_SHORT PROBLEM_
Copy out all the records exactly.
BEGIN
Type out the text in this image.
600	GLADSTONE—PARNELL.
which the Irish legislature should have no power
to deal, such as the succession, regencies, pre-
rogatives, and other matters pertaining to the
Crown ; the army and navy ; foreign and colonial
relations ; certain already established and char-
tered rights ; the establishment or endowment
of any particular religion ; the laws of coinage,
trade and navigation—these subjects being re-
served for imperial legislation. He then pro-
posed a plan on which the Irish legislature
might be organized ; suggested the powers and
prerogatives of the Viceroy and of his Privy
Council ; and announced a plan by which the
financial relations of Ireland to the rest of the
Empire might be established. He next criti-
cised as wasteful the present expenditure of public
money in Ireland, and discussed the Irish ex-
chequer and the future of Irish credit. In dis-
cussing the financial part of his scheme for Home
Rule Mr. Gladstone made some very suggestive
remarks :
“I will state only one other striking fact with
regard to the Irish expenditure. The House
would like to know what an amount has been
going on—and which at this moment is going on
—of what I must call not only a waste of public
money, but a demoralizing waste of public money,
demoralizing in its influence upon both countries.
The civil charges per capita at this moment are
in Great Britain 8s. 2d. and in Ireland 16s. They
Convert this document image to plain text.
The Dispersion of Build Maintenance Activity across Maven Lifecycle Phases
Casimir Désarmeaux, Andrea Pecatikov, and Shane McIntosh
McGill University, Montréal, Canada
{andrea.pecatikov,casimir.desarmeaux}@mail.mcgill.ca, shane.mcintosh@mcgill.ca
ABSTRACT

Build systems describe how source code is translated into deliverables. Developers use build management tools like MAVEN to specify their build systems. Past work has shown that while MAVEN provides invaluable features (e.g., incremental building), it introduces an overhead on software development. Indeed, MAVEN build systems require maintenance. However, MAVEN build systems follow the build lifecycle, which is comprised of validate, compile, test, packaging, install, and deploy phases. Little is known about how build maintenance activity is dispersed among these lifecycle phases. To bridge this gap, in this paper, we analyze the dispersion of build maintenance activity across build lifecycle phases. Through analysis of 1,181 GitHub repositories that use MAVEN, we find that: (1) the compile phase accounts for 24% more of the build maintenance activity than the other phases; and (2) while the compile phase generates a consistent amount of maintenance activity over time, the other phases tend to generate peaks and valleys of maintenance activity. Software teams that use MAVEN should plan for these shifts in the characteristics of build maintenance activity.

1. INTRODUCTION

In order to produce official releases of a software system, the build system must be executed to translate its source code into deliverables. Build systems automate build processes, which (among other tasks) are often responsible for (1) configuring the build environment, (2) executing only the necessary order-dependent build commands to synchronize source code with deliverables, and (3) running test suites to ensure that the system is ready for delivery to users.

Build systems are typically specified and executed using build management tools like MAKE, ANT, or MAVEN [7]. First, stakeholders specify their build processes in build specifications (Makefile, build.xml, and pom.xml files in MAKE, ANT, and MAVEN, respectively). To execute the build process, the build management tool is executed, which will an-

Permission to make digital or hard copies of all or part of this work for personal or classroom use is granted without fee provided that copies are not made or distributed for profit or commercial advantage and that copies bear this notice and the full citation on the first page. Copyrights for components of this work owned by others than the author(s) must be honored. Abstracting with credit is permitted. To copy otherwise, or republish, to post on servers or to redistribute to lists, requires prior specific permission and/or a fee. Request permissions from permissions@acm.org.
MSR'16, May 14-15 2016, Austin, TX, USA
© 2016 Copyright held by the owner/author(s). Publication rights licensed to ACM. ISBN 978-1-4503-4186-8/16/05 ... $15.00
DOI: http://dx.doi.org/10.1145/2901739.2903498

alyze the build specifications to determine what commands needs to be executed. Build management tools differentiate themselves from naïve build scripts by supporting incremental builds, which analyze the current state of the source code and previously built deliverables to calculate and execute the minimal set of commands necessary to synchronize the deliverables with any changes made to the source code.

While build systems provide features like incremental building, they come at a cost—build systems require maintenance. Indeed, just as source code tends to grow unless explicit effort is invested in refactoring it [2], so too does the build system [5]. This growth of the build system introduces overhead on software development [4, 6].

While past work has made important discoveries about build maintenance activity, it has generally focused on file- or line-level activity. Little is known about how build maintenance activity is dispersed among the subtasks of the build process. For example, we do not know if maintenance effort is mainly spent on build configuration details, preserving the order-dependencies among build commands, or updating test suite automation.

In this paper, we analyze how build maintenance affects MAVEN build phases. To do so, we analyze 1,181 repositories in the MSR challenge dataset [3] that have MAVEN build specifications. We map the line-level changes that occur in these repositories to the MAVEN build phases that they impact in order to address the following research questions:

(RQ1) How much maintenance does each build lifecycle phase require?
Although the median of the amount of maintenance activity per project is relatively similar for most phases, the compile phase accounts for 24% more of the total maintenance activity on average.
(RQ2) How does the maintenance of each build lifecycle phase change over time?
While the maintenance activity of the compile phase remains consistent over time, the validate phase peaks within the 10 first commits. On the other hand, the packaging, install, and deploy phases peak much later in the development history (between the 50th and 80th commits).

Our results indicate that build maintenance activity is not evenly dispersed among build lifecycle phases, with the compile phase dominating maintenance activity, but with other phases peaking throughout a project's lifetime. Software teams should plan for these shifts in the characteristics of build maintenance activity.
END
_CORRECT ANSWER_
Type out the text in this image.
600	GLADSTONE—PARNELL.
which the Irish legislature should have no power
to deal, such as the succession, regencies, pre-
rogatives, and other matters pertaining to the
Crown ; the army and navy ; foreign and colonial
relations ; certain already established and char-
tered rights ; the establishment or endowment
of any particular religion ; the laws of coinage,
trade and navigation—these subjects being re-
served for imperial legislation. He then pro-
posed a plan on which the Irish legislature
might be organized ; suggested the powers and
prerogatives of the Viceroy and of his Privy
Council ; and announced a plan by which the
financial relations of Ireland to the rest of the
Empire might be established. He next criti-
cised as wasteful the present expenditure of public
money in Ireland, and discussed the Irish ex-
chequer and the future of Irish credit. In dis-
cussing the financial part of his scheme for Home
Rule Mr. Gladstone made some very suggestive
remarks :
“I will state only one other striking fact with
regard to the Irish expenditure. The House
would like to know what an amount has been
going on—and which at this moment is going on
—of what I must call not only a waste of public
money, but a demoralizing waste of public money,
demoralizing in its influence upon both countries.
The civil charges per capita at this moment are
in Great Britain 8s. 2d. and in Ireland 16s. They
Convert this document image to plain text.
The Dispersion of Build Maintenance Activity across Maven Lifecycle Phases
Casimir Désarmeaux, Andrea Pecatikov, and Shane McIntosh
McGill University, Montréal, Canada
{andrea.pecatikov,casimir.desarmeaux}@mail.mcgill.ca, shane.mcintosh@mcgill.ca
ABSTRACT

Build systems describe how source code is translated into deliverables. Developers use build management tools like MAVEN to specify their build systems. Past work has shown that while MAVEN provides invaluable features (e.g., incremental building), it introduces an overhead on software development. Indeed, MAVEN build systems require maintenance. However, MAVEN build systems follow the build lifecycle, which is comprised of validate, compile, test, packaging, install, and deploy phases. Little is known about how build maintenance activity is dispersed among these lifecycle phases. To bridge this gap, in this paper, we analyze the dispersion of build maintenance activity across build lifecycle phases. Through analysis of 1,181 GitHub repositories that use MAVEN, we find that: (1) the compile phase accounts for 24% more of the build maintenance activity than the other phases; and (2) while the compile phase generates a consistent amount of maintenance activity over time, the other phases tend to generate peaks and valleys of maintenance activity. Software teams that use MAVEN should plan for these shifts in the characteristics of build maintenance activity.

1. INTRODUCTION

In order to produce official releases of a software system, the build system must be executed to translate its source code into deliverables. Build systems automate build processes, which (among other tasks) are often responsible for (1) configuring the build environment, (2) executing only the necessary order-dependent build commands to synchronize source code with deliverables, and (3) running test suites to ensure that the system is ready for delivery to users.

Build systems are typically specified and executed using build management tools like MAKE, ANT, or MAVEN [7]. First, stakeholders specify their build processes in build specifications (Makefile, build.xml, and pom.xml files in MAKE, ANT, and MAVEN, respectively). To execute the build process, the build management tool is executed, which will an-

Permission to make digital or hard copies of all or part of this work for personal or classroom use is granted without fee provided that copies are not made or distributed for profit or commercial advantage and that copies bear this notice and the full citation on the first page. Copyrights for components of this work owned by others than the author(s) must be honored. Abstracting with credit is permitted. To copy otherwise, or republish, to post on servers or to redistribute to lists, requires prior specific permission and/or a fee. Request permissions from permissions@acm.org.
MSR'16, May 14-15 2016, Austin, TX, USA
© 2016 Copyright held by the owner/author(s). Publication rights licensed to ACM. ISBN 978-1-4503-4186-8/16/05 ... $15.00
DOI: http://dx.doi.org/10.1145/2901739.2903498

alyze the build specifications to determine what commands needs to be executed. Build management tools differentiate themselves from naïve build scripts by supporting incremental builds, which analyze the current state of the source code and previously built deliverables to calculate and execute the minimal set of commands necessary to synchronize the deliverables with any changes made to the source code.

While build systems provide features like incremental building, they come at a cost—build systems require maintenance. Indeed, just as source code tends to grow unless explicit effort is invested in refactoring it [2], so too does the build system [5]. This growth of the build system introduces overhead on software development [4, 6].

While past work has made important discoveries about build maintenance activity, it has generally focused on file- or line-level activity. Little is known about how build maintenance activity is dispersed among the subtasks of the build process. For example, we do not know if maintenance effort is mainly spent on build configuration details, preserving the order-dependencies among build commands, or updating test suite automation.

In this paper, we analyze how build maintenance affects MAVEN build phases. To do so, we analyze 1,181 repositories in the MSR challenge dataset [3] that have MAVEN build specifications. We map the line-level changes that occur in these repositories to the MAVEN build phases that they impact in order to address the following research questions:

(RQ1) How much maintenance does each build lifecycle phase require?
Although the median of the amount of maintenance activity per project is relatively similar for most phases, the compile phase accounts for 24% more of the total maintenance activity on average.
(RQ2) How does the maintenance of each build lifecycle phase change over time?
While the maintenance activity of the compile phase remains consistent over time, the validate phase peaks within the 10 first commits. On the other hand, the packaging, install, and deploy phases peak much later in the development history (between the 50th and 80th commits).

Our results indicate that build maintenance activity is not evenly dispersed among build lifecycle phases, with the compile phase dominating maintenance activity, but with other phases peaking throughout a project's lifetime. Software teams should plan for these shifts in the characteristics of build maintenance activity.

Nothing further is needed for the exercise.